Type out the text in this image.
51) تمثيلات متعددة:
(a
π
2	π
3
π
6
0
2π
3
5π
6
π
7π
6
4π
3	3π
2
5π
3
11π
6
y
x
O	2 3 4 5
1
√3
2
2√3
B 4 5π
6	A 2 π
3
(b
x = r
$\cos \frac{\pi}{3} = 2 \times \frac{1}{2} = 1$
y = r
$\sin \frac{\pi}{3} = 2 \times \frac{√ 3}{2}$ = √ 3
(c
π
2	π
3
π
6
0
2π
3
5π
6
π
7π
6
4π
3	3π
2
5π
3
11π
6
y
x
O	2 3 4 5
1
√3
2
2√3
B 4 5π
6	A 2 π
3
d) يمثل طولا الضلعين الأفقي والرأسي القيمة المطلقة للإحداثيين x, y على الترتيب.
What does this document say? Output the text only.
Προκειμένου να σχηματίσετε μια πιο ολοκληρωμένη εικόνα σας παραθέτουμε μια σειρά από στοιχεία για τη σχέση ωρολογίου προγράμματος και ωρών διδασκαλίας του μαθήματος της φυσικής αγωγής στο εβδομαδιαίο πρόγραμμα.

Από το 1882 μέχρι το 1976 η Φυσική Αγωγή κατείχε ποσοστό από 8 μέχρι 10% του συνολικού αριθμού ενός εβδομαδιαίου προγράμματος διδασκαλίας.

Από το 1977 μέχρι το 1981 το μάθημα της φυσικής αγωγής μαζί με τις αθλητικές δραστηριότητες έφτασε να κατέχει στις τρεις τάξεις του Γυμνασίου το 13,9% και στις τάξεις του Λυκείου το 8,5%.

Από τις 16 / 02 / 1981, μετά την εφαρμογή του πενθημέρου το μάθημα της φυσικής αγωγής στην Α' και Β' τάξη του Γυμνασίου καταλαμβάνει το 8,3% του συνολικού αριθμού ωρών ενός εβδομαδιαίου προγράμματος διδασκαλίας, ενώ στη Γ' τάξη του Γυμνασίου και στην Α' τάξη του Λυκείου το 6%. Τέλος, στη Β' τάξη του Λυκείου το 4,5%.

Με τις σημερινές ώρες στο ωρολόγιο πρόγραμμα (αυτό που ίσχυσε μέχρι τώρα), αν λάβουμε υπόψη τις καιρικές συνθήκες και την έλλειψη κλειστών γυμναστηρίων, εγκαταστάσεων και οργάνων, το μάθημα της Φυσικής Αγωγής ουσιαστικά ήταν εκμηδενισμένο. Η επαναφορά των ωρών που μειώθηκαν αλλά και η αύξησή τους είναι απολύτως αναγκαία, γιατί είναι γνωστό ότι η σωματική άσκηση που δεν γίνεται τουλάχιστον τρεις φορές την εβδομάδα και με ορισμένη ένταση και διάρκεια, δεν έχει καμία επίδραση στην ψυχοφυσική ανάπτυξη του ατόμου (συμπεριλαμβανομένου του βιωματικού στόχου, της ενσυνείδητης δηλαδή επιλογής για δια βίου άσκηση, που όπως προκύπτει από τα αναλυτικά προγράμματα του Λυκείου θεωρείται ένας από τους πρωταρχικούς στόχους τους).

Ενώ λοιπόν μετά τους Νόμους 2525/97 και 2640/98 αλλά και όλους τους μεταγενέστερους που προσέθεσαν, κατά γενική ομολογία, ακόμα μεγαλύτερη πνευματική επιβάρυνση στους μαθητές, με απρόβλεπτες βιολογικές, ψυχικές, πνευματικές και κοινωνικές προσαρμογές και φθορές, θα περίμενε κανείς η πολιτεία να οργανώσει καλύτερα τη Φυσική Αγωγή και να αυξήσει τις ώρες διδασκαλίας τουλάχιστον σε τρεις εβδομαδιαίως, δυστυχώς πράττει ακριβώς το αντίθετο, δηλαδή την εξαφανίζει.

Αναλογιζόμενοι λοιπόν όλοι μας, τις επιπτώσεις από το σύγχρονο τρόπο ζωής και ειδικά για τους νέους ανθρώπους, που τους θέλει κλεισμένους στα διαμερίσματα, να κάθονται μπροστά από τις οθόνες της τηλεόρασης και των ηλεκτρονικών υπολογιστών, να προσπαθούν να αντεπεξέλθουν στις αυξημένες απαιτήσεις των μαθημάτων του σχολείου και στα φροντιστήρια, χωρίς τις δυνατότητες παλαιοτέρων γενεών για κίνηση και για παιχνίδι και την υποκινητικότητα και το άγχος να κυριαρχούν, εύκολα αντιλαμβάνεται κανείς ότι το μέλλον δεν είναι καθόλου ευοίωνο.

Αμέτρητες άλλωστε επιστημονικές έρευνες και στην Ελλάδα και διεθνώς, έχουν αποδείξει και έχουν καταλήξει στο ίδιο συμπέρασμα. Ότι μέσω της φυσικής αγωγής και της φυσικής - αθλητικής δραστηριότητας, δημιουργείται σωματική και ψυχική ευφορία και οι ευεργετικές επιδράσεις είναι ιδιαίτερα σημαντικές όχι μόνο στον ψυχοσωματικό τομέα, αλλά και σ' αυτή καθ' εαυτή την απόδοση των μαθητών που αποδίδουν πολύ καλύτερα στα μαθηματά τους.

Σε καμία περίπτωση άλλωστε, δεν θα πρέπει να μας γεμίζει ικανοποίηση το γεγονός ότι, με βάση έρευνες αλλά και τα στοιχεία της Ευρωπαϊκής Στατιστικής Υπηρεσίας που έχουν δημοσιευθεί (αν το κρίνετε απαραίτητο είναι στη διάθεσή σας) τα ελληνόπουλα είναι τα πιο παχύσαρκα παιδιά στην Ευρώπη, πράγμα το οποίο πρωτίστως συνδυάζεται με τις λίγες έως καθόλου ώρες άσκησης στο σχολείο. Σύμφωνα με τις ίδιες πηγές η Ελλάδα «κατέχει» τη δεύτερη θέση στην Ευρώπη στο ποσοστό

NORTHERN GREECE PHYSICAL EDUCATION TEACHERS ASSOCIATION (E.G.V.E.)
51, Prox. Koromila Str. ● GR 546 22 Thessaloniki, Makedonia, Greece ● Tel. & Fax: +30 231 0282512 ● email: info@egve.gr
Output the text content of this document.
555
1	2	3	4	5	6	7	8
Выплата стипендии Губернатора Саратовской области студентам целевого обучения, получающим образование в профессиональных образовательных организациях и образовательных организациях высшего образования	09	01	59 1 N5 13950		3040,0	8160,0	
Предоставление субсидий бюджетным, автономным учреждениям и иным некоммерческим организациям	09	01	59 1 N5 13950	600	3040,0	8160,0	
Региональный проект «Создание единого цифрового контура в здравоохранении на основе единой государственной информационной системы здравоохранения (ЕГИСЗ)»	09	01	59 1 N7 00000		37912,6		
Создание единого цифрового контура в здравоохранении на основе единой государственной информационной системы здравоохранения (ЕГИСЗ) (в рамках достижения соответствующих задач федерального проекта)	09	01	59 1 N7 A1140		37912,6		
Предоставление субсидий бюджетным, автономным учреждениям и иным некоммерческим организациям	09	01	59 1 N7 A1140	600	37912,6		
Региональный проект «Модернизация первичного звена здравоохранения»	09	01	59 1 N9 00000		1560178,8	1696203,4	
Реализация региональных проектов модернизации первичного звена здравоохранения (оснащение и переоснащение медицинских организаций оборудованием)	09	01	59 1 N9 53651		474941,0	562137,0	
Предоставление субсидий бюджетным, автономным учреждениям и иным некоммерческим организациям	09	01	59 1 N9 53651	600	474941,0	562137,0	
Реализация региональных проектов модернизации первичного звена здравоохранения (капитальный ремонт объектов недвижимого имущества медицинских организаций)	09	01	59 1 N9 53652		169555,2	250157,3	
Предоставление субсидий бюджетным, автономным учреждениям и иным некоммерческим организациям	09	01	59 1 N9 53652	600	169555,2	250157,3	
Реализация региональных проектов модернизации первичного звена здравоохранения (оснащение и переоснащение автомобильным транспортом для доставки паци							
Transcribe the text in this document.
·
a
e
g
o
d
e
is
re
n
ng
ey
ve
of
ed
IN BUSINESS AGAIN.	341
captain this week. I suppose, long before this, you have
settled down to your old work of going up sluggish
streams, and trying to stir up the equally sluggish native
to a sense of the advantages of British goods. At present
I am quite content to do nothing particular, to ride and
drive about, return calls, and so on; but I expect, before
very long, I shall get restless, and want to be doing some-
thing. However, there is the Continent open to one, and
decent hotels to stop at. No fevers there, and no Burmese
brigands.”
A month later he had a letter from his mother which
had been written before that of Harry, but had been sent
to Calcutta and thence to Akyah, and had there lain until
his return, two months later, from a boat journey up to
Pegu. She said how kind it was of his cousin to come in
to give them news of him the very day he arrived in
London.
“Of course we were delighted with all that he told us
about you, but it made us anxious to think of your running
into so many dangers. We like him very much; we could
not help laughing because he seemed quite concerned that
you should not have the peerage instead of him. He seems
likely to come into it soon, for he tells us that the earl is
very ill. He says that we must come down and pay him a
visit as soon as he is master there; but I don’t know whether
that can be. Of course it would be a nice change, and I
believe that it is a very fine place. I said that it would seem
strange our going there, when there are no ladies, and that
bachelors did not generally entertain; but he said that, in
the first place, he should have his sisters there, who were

──────

WORK TO DO:
Lines from the records above that hold "this" are the ones to list.

THE COMPLETED TASK:
Type out the text in this image.
What does this document say? Output the text only.
Output the text content of this document.
Transcribe the text in this document.
captain this week. I suppose, long before this, you have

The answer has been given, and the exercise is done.